Start TASK INPUTS

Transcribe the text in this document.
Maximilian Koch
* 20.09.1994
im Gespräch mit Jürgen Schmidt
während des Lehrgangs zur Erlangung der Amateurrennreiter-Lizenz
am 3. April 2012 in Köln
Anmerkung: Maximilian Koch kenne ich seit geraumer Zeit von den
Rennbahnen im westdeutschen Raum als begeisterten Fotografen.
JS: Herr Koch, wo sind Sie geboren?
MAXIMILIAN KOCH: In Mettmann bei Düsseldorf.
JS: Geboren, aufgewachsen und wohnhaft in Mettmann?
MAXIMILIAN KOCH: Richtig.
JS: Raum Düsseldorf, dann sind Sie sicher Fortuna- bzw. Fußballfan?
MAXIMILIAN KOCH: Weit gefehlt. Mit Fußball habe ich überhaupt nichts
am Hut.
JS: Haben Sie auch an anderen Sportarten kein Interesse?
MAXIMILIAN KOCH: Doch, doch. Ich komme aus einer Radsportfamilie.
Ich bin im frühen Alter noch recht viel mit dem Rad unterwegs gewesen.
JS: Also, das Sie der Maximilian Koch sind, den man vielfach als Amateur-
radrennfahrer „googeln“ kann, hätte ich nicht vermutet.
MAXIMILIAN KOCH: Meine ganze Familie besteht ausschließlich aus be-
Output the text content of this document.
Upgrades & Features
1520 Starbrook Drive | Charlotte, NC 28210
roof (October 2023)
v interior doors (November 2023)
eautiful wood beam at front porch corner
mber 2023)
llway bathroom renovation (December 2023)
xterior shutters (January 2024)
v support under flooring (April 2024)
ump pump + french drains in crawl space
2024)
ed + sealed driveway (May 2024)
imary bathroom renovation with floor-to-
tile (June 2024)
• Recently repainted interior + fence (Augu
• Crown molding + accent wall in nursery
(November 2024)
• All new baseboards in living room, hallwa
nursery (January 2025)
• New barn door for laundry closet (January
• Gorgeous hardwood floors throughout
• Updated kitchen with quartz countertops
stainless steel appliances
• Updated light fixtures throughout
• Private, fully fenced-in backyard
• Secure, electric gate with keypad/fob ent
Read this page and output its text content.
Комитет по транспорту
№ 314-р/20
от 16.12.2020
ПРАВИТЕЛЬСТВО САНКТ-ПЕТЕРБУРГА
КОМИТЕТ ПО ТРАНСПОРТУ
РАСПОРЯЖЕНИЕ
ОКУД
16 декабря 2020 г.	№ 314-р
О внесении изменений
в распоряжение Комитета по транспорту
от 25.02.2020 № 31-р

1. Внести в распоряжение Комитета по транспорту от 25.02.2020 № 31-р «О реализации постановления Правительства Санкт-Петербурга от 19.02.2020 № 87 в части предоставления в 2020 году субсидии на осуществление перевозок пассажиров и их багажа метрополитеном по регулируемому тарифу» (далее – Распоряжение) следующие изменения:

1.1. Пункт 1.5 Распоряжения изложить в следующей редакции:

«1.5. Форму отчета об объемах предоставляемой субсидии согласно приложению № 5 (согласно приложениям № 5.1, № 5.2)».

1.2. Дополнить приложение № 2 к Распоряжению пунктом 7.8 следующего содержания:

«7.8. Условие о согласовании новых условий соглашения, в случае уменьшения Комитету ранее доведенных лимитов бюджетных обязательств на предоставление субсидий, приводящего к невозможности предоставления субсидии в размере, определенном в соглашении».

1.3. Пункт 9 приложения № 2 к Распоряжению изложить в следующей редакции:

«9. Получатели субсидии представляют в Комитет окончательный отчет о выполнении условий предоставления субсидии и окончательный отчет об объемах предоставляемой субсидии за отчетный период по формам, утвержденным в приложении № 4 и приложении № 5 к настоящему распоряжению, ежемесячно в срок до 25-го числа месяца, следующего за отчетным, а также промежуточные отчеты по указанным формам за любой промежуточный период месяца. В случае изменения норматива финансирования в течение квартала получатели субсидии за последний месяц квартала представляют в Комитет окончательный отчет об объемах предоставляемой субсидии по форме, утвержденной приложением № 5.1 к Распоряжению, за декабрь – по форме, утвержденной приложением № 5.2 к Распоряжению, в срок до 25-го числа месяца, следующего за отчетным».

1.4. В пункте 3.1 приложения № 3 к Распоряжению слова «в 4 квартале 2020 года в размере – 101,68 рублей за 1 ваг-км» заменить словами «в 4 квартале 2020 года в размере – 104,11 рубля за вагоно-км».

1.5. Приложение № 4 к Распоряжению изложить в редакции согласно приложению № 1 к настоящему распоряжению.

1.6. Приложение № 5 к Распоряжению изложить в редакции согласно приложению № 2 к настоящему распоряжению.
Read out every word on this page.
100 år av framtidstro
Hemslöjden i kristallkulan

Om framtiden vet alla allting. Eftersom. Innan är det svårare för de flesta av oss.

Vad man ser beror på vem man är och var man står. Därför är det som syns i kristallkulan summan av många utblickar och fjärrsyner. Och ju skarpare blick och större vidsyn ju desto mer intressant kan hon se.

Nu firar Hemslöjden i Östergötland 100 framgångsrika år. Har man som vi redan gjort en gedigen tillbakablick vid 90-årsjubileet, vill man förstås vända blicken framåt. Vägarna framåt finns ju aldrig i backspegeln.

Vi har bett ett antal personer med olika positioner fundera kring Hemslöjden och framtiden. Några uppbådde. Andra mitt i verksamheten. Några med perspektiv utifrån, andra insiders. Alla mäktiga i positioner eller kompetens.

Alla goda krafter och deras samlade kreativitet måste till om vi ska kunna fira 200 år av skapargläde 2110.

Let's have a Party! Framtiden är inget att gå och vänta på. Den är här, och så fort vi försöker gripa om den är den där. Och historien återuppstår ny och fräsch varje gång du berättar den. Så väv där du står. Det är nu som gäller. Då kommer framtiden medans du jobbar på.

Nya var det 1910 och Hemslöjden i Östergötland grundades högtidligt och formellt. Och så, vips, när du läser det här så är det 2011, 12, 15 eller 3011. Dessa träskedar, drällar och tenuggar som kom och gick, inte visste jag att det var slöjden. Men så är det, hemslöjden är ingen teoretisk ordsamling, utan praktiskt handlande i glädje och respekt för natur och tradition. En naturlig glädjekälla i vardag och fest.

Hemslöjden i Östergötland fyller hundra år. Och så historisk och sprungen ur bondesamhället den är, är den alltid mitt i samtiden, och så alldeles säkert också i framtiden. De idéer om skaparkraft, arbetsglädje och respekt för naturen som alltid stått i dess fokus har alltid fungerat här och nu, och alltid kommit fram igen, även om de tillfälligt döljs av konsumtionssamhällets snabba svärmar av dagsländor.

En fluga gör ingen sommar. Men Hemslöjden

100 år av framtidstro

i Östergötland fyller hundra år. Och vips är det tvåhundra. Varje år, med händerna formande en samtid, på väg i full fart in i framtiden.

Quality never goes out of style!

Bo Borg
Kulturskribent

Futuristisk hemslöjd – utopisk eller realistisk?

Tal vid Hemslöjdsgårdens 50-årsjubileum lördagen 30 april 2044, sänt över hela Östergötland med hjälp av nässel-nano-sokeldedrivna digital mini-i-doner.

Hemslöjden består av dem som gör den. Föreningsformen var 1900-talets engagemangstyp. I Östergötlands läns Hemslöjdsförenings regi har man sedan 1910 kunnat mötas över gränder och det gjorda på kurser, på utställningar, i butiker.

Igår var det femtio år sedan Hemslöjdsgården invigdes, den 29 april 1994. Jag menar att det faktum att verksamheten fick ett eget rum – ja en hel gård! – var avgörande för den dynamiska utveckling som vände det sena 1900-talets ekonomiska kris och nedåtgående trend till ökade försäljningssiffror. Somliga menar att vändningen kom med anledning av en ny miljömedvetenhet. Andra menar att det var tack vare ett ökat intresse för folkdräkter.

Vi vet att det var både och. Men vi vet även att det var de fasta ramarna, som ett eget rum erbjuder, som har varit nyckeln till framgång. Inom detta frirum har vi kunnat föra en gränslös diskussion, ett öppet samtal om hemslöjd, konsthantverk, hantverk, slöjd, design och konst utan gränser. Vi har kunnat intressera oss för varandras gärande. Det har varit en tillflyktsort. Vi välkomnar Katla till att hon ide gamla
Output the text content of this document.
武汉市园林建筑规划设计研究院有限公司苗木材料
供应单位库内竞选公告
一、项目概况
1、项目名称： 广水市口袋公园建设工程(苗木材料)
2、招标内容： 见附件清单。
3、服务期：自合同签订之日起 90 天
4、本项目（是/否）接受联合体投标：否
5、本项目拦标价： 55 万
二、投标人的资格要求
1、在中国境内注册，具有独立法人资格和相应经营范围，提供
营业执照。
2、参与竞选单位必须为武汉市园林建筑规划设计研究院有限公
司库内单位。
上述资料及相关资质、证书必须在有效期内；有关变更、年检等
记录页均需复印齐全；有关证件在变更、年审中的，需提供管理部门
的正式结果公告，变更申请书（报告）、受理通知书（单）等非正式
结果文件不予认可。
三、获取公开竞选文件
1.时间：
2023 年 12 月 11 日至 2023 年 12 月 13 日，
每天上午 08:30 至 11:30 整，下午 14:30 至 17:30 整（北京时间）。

End TASK INPUTS

PROBLEM STATEMENT
From the data, pick out every line that includes "talets".

ANSWER BELOW
Hemslöjden består av dem som gör den. Föreningsformen var 1900-talets engagemangstyp. I Östergötlands läns Hemslöjdsförenings regi har man sedan 1910 kunnat mötas över gränder och det gjorda på kurser, på utställningar, i butiker.
Igår var det femtio år sedan Hemslöjdsgården invigdes, den 29 april 1994. Jag menar att det faktum att verksamheten fick ett eget rum – ja en hel gård! – var avgörande för den dynamiska utveckling som vände det sena 1900-talets ekonomiska kris och nedåtgående trend till ökade försäljningssiffror. Somliga menar att vändningen kom med anledning av en ny miljömedvetenhet. Andra menar att det var tack vare ett ökat intresse för folkdräkter.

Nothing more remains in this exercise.